▶ Directions for this task: Exclude all pictures, then copy each of the records exactly as written.

[Figure record listings]

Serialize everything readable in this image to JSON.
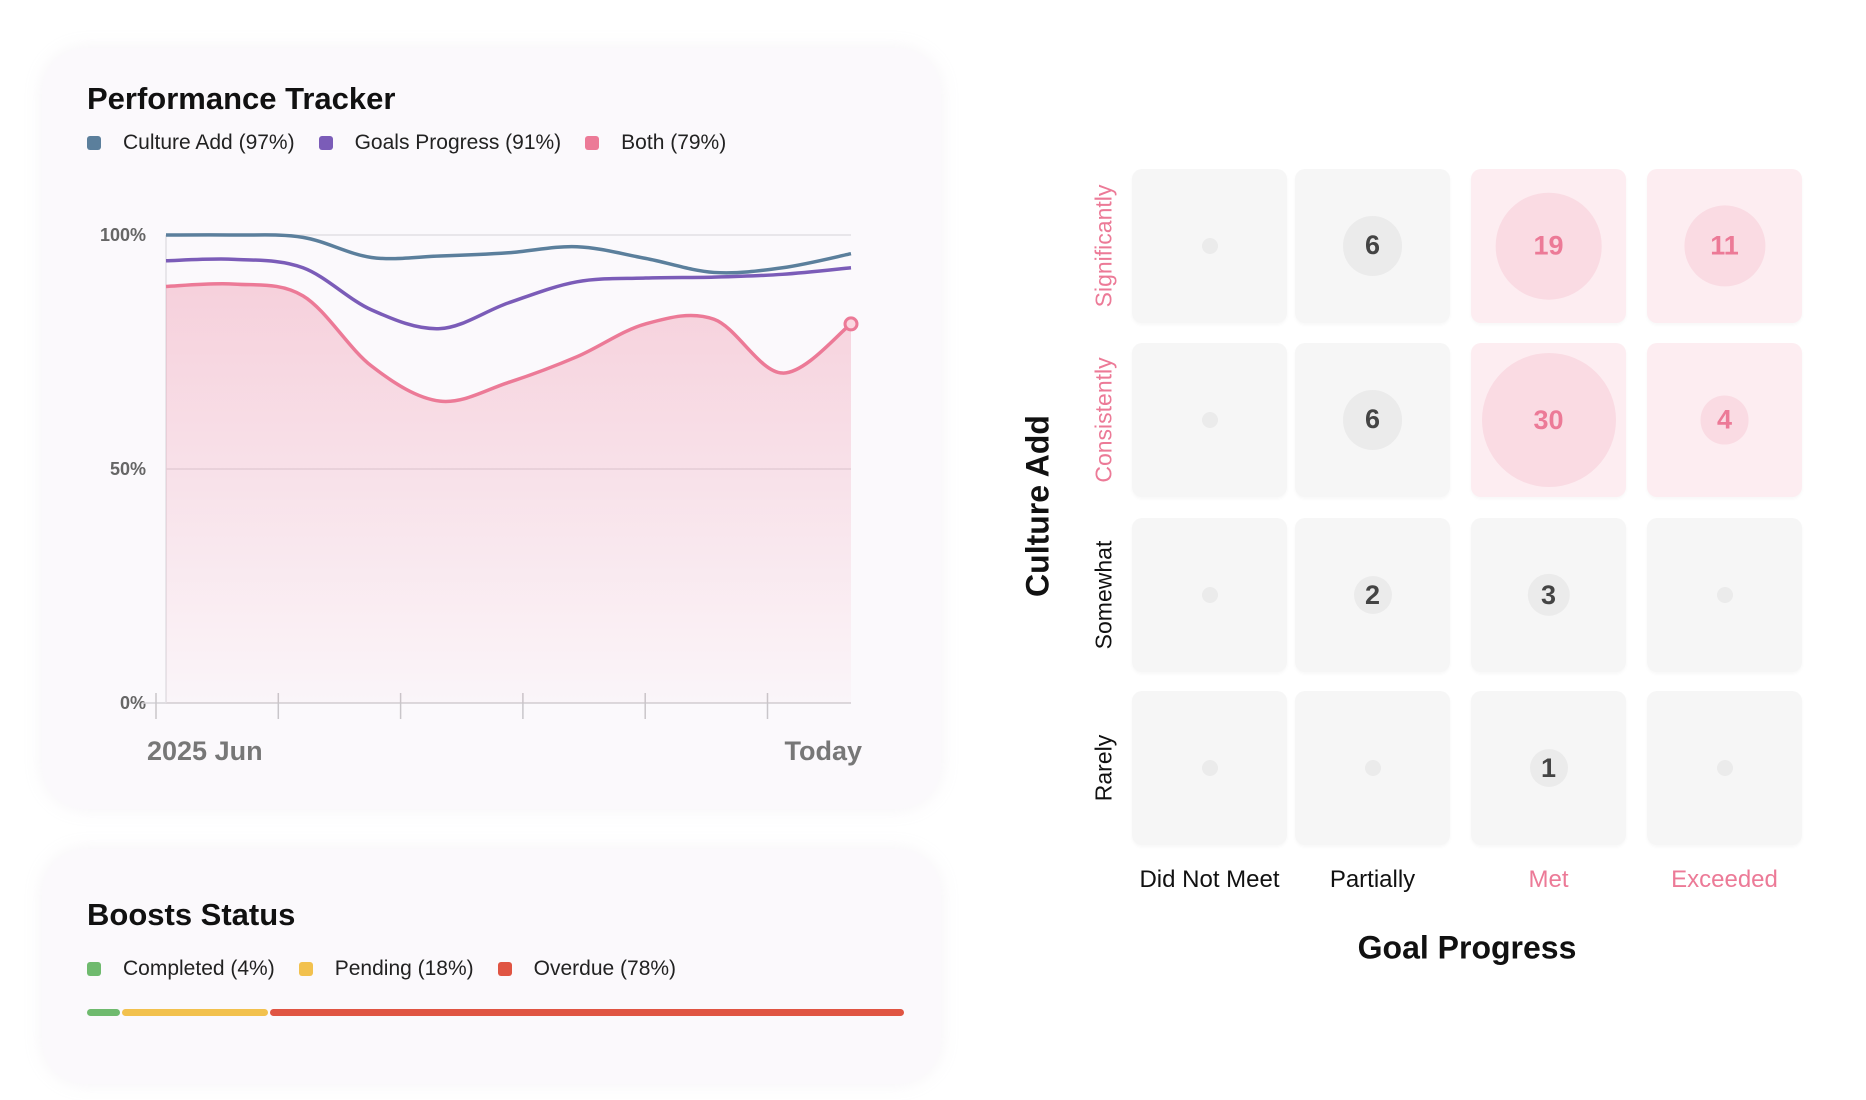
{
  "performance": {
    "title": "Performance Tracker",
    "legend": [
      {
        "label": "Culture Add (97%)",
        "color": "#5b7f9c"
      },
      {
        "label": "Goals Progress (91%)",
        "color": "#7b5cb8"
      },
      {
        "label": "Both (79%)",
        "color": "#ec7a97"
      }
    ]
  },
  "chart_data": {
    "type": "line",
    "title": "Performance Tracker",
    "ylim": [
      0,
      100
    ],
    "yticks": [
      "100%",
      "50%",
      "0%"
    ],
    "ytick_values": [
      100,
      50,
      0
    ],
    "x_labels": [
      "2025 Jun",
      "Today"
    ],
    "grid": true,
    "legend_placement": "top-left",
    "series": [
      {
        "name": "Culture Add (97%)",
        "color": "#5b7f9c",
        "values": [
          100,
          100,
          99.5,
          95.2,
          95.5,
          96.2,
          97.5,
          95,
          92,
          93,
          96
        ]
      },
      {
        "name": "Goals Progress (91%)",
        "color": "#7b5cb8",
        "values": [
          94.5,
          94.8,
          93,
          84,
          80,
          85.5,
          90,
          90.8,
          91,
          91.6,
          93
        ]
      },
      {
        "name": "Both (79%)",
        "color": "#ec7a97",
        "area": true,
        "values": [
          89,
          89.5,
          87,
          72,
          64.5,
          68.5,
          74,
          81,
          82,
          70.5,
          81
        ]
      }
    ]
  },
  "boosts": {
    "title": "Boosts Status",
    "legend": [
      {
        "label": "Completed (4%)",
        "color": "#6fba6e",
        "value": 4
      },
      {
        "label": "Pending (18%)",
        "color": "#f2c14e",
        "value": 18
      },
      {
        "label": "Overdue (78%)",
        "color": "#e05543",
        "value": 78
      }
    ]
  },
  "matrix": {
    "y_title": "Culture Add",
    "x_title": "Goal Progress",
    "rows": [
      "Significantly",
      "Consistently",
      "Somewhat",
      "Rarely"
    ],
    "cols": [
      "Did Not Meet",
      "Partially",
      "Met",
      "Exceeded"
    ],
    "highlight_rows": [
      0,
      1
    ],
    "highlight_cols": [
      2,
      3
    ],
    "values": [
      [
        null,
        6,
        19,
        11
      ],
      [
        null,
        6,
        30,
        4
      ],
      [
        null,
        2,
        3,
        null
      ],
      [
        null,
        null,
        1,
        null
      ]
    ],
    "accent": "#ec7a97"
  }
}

▶ Response to the task:
Serialize everything readable in this image to JSON.
{
  "performance": {
    "title": "Performance Tracker",
    "legend": [
      {
        "label": "Culture Add (97%)",
        "color": "#5b7f9c"
      },
      {
        "label": "Goals Progress (91%)",
        "color": "#7b5cb8"
      },
      {
        "label": "Both (79%)",
        "color": "#ec7a97"
      }
    ]
  },
  "chart_data": {
    "type": "line",
    "title": "Performance Tracker",
    "ylim": [
      0,
      100
    ],
    "yticks": [
      "100%",
      "50%",
      "0%"
    ],
    "ytick_values": [
      100,
      50,
      0
    ],
    "x_labels": [
      "2025 Jun",
      "Today"
    ],
    "grid": true,
    "legend_placement": "top-left",
    "series": [
      {
        "name": "Culture Add (97%)",
        "color": "#5b7f9c",
        "values": [
          100,
          100,
          99.5,
          95.2,
          95.5,
          96.2,
          97.5,
          95,
          92,
          93,
          96
        ]
      },
      {
        "name": "Goals Progress (91%)",
        "color": "#7b5cb8",
        "values": [
          94.5,
          94.8,
          93,
          84,
          80,
          85.5,
          90,
          90.8,
          91,
          91.6,
          93
        ]
      },
      {
        "name": "Both (79%)",
        "color": "#ec7a97",
        "area": true,
        "values": [
          89,
          89.5,
          87,
          72,
          64.5,
          68.5,
          74,
          81,
          82,
          70.5,
          81
        ]
      }
    ]
  },
  "boosts": {
    "title": "Boosts Status",
    "legend": [
      {
        "label": "Completed (4%)",
        "color": "#6fba6e",
        "value": 4
      },
      {
        "label": "Pending (18%)",
        "color": "#f2c14e",
        "value": 18
      },
      {
        "label": "Overdue (78%)",
        "color": "#e05543",
        "value": 78
      }
    ]
  },
  "matrix": {
    "y_title": "Culture Add",
    "x_title": "Goal Progress",
    "rows": [
      "Significantly",
      "Consistently",
      "Somewhat",
      "Rarely"
    ],
    "cols": [
      "Did Not Meet",
      "Partially",
      "Met",
      "Exceeded"
    ],
    "highlight_rows": [
      0,
      1
    ],
    "highlight_cols": [
      2,
      3
    ],
    "values": [
      [
        null,
        6,
        19,
        11
      ],
      [
        null,
        6,
        30,
        4
      ],
      [
        null,
        2,
        3,
        null
      ],
      [
        null,
        null,
        1,
        null
      ]
    ],
    "accent": "#ec7a97"
  }
}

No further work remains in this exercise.